-- BEGIN --

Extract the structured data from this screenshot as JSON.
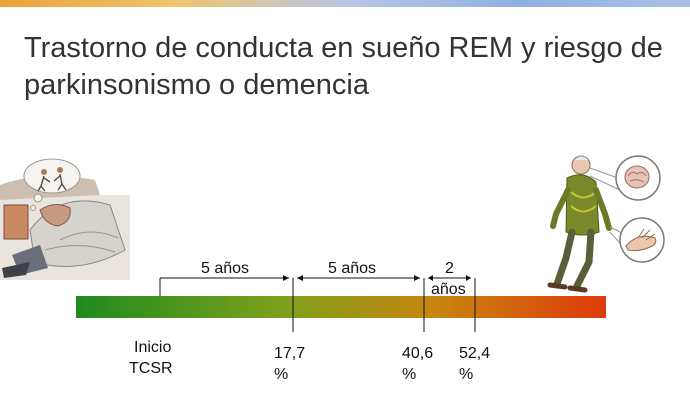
{
  "slide": {
    "title": "Trastorno de conducta en sueño REM y riesgo de parkinsonismo o demencia"
  },
  "timeline": {
    "gradient_colors": [
      "#1f8a1f",
      "#7ba01b",
      "#c8850f",
      "#de3a0a"
    ],
    "intervals": [
      {
        "label": "5 años"
      },
      {
        "label": "5 años"
      },
      {
        "label_line1": "2",
        "label_line2": "años"
      }
    ],
    "markers": [
      {
        "label_line1": "Inicio",
        "label_line2": "TCSR"
      },
      {
        "label_line1": "17,7",
        "label_line2": "%"
      },
      {
        "label_line1": "40,6",
        "label_line2": "%"
      },
      {
        "label_line1": "52,4",
        "label_line2": "%"
      }
    ]
  },
  "illustrations": {
    "left": "sleeping-man-dreaming-illustration",
    "right": "elderly-man-parkinsonism-illustration"
  }
}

-- END --

REQUIRED TASK: Quote every record above exactly, omitting any pictures they contain.

RESULT:
Extract the structured data from this screenshot as JSON.
{
  "slide": {
    "title": "Trastorno de conducta en sueño REM y riesgo de parkinsonismo o demencia"
  },
  "timeline": {
    "gradient_colors": [
      "#1f8a1f",
      "#7ba01b",
      "#c8850f",
      "#de3a0a"
    ],
    "intervals": [
      {
        "label": "5 años"
      },
      {
        "label": "5 años"
      },
      {
        "label_line1": "2",
        "label_line2": "años"
      }
    ],
    "markers": [
      {
        "label_line1": "Inicio",
        "label_line2": "TCSR"
      },
      {
        "label_line1": "17,7",
        "label_line2": "%"
      },
      {
        "label_line1": "40,6",
        "label_line2": "%"
      },
      {
        "label_line1": "52,4",
        "label_line2": "%"
      }
    ]
  },
  "illustrations": {
    "left": "sleeping-man-dreaming-illustration",
    "right": "elderly-man-parkinsonism-illustration"
  }
}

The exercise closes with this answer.